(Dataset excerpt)
------------------------------------------------------------------------
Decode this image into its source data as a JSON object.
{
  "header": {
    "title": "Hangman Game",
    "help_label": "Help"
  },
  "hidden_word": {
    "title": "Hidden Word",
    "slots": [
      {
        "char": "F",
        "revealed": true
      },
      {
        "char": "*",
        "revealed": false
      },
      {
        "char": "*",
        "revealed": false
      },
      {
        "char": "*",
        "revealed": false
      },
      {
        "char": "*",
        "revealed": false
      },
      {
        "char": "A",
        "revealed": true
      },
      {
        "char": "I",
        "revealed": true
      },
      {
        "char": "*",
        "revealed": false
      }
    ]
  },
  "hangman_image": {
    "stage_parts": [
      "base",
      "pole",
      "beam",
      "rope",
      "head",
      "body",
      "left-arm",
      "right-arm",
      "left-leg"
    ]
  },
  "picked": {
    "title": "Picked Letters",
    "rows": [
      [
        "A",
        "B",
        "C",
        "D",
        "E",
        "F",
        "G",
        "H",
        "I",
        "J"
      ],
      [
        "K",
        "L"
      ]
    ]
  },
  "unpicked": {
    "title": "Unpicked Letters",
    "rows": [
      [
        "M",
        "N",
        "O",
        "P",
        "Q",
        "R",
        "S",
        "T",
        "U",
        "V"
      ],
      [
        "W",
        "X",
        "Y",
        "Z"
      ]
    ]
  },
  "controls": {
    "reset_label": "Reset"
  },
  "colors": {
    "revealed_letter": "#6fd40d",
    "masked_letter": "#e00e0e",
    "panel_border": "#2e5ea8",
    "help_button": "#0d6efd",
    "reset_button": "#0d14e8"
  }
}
------------------------------------------------------------------------
**Exercise aim:** Write out the complete set of records exactly as given.

**Task response:**
Decode this image into its source data as a JSON object.
{
  "header": {
    "title": "Hangman Game",
    "help_label": "Help"
  },
  "hidden_word": {
    "title": "Hidden Word",
    "slots": [
      {
        "char": "F",
        "revealed": true
      },
      {
        "char": "*",
        "revealed": false
      },
      {
        "char": "*",
        "revealed": false
      },
      {
        "char": "*",
        "revealed": false
      },
      {
        "char": "*",
        "revealed": false
      },
      {
        "char": "A",
        "revealed": true
      },
      {
        "char": "I",
        "revealed": true
      },
      {
        "char": "*",
        "revealed": false
      }
    ]
  },
  "hangman_image": {
    "stage_parts": [
      "base",
      "pole",
      "beam",
      "rope",
      "head",
      "body",
      "left-arm",
      "right-arm",
      "left-leg"
    ]
  },
  "picked": {
    "title": "Picked Letters",
    "rows": [
      [
        "A",
        "B",
        "C",
        "D",
        "E",
        "F",
        "G",
        "H",
        "I",
        "J"
      ],
      [
        "K",
        "L"
      ]
    ]
  },
  "unpicked": {
    "title": "Unpicked Letters",
    "rows": [
      [
        "M",
        "N",
        "O",
        "P",
        "Q",
        "R",
        "S",
        "T",
        "U",
        "V"
      ],
      [
        "W",
        "X",
        "Y",
        "Z"
      ]
    ]
  },
  "controls": {
    "reset_label": "Reset"
  },
  "colors": {
    "revealed_letter": "#6fd40d",
    "masked_letter": "#e00e0e",
    "panel_border": "#2e5ea8",
    "help_button": "#0d6efd",
    "reset_button": "#0d14e8"
  }
}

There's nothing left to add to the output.